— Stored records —
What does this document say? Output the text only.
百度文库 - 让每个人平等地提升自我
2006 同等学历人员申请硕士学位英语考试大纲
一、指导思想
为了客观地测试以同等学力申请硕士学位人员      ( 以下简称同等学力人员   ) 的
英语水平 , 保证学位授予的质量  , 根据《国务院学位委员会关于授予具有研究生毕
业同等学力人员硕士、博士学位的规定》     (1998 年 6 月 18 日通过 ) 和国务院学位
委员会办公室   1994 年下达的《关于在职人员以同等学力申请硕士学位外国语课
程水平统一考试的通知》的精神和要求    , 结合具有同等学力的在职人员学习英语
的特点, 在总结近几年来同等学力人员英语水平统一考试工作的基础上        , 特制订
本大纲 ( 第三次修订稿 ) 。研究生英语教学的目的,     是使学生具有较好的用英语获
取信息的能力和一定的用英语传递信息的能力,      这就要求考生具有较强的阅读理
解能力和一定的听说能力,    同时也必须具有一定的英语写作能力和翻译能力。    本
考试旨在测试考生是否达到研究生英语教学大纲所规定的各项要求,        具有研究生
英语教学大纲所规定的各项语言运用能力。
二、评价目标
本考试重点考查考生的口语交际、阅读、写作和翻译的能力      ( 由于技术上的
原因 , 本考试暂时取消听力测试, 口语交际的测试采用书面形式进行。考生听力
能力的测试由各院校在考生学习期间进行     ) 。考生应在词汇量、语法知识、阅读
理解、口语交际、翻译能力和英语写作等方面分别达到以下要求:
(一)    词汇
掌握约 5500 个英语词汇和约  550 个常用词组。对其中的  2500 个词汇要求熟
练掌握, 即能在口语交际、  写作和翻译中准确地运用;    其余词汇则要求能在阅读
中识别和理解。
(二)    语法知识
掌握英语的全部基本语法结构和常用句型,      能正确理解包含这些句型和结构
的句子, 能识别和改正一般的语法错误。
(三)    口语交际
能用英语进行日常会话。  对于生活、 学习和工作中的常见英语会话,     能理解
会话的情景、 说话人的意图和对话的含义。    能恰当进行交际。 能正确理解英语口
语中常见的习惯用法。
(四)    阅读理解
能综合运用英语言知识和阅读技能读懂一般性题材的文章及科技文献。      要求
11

— Do this —
Lines containing the word "语法知识" must all be returned from the material above.

— Completed exercise —
能力的测试由各院校在考生学习期间进行     ) 。考生应在词汇量、语法知识、阅读
(二)    语法知识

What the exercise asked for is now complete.